**Exercise directions:**
Find the line containing "What text is on this page?". Reproduce it and every line after it up to the end of the records, exactly as written.

** Start of Information supplied **

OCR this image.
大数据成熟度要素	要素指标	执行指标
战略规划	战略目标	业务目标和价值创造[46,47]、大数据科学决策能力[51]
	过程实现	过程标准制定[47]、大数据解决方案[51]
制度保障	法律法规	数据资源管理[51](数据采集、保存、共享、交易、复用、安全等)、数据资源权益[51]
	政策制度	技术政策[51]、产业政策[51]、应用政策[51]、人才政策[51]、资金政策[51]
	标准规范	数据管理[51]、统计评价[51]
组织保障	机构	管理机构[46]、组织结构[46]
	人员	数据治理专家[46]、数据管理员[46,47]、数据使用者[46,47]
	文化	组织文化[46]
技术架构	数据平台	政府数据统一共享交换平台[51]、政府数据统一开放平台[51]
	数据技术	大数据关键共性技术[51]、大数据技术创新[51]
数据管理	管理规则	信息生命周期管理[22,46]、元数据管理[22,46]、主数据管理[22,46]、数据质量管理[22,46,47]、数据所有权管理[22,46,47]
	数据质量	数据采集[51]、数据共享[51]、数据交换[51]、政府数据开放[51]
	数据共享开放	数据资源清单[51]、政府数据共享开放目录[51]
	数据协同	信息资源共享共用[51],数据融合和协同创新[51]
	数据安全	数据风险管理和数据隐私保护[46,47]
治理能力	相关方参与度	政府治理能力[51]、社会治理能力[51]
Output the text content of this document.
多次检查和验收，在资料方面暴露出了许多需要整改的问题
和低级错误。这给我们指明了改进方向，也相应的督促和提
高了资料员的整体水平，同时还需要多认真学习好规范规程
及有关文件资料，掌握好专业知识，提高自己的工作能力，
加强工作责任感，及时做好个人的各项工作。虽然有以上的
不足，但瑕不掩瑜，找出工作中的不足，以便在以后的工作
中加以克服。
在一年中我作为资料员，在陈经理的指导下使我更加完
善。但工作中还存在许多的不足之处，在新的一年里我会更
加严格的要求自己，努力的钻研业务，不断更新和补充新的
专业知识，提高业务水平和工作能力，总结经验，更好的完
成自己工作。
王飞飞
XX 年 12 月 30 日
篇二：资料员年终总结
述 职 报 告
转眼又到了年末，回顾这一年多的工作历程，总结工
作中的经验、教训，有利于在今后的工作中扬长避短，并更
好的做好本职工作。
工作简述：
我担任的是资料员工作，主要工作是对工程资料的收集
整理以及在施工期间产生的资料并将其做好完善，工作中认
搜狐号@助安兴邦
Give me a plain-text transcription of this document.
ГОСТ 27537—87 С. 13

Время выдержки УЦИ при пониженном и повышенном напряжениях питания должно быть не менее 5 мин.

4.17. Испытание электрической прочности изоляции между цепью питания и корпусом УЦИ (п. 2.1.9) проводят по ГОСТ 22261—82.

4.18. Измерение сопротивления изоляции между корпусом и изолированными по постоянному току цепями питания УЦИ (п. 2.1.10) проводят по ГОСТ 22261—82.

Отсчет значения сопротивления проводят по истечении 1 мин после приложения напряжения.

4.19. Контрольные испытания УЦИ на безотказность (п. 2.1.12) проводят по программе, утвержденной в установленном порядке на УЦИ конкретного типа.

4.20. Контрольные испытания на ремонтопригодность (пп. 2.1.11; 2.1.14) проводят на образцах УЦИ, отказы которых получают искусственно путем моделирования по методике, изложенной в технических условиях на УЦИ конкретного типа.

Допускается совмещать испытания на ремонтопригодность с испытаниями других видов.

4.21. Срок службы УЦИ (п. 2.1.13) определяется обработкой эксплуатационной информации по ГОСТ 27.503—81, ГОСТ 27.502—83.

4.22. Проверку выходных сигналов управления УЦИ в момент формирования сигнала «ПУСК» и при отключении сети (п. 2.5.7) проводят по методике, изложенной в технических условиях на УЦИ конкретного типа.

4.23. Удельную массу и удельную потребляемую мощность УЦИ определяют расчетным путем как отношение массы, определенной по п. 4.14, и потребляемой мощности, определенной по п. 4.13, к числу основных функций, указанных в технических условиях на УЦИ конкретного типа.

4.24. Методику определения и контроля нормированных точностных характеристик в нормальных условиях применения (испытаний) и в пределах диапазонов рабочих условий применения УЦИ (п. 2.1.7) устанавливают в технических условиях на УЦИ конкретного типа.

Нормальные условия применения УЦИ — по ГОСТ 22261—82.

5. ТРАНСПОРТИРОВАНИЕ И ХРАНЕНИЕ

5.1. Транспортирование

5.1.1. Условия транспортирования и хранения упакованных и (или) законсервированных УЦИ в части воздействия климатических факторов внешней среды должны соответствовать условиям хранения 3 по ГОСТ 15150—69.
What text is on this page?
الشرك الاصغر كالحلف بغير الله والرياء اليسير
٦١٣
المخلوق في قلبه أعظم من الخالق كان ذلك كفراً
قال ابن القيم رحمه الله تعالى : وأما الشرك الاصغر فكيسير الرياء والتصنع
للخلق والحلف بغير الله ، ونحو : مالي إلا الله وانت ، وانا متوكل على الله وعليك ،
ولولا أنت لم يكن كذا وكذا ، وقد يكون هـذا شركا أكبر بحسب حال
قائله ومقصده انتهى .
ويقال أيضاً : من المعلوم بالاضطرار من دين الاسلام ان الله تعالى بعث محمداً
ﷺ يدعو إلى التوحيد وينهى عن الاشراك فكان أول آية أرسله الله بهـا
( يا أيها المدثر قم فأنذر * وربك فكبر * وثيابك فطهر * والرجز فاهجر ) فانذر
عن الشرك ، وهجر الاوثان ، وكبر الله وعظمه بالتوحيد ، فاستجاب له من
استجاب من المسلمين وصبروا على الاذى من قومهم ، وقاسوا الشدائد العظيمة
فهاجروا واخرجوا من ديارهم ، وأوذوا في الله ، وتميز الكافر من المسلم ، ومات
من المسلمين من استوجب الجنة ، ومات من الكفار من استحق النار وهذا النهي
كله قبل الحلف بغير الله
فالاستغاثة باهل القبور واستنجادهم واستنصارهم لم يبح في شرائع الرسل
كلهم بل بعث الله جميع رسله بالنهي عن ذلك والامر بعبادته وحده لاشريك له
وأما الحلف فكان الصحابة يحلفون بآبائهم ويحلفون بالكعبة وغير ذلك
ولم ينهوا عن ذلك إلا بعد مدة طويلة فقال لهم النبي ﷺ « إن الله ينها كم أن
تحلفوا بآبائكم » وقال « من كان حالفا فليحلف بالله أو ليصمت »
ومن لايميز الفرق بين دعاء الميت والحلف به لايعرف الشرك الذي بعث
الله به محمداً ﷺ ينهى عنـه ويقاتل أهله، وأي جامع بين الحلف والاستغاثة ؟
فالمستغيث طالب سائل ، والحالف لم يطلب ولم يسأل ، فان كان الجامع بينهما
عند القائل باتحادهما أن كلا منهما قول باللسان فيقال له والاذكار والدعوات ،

** End of Information supplied **

**Task answer:**
What text is on this page?
الشرك الاصغر كالحلف بغير الله والرياء اليسير
٦١٣
المخلوق في قلبه أعظم من الخالق كان ذلك كفراً
قال ابن القيم رحمه الله تعالى : وأما الشرك الاصغر فكيسير الرياء والتصنع
للخلق والحلف بغير الله ، ونحو : مالي إلا الله وانت ، وانا متوكل على الله وعليك ،
ولولا أنت لم يكن كذا وكذا ، وقد يكون هـذا شركا أكبر بحسب حال
قائله ومقصده انتهى .
ويقال أيضاً : من المعلوم بالاضطرار من دين الاسلام ان الله تعالى بعث محمداً
ﷺ يدعو إلى التوحيد وينهى عن الاشراك فكان أول آية أرسله الله بهـا
( يا أيها المدثر قم فأنذر * وربك فكبر * وثيابك فطهر * والرجز فاهجر ) فانذر
عن الشرك ، وهجر الاوثان ، وكبر الله وعظمه بالتوحيد ، فاستجاب له من
استجاب من المسلمين وصبروا على الاذى من قومهم ، وقاسوا الشدائد العظيمة
فهاجروا واخرجوا من ديارهم ، وأوذوا في الله ، وتميز الكافر من المسلم ، ومات
من المسلمين من استوجب الجنة ، ومات من الكفار من استحق النار وهذا النهي
كله قبل الحلف بغير الله
فالاستغاثة باهل القبور واستنجادهم واستنصارهم لم يبح في شرائع الرسل
كلهم بل بعث الله جميع رسله بالنهي عن ذلك والامر بعبادته وحده لاشريك له
وأما الحلف فكان الصحابة يحلفون بآبائهم ويحلفون بالكعبة وغير ذلك
ولم ينهوا عن ذلك إلا بعد مدة طويلة فقال لهم النبي ﷺ « إن الله ينها كم أن
تحلفوا بآبائكم » وقال « من كان حالفا فليحلف بالله أو ليصمت »
ومن لايميز الفرق بين دعاء الميت والحلف به لايعرف الشرك الذي بعث
الله به محمداً ﷺ ينهى عنـه ويقاتل أهله، وأي جامع بين الحلف والاستغاثة ؟
فالمستغيث طالب سائل ، والحالف لم يطلب ولم يسأل ، فان كان الجامع بينهما
عند القائل باتحادهما أن كلا منهما قول باللسان فيقال له والاذكار والدعوات ،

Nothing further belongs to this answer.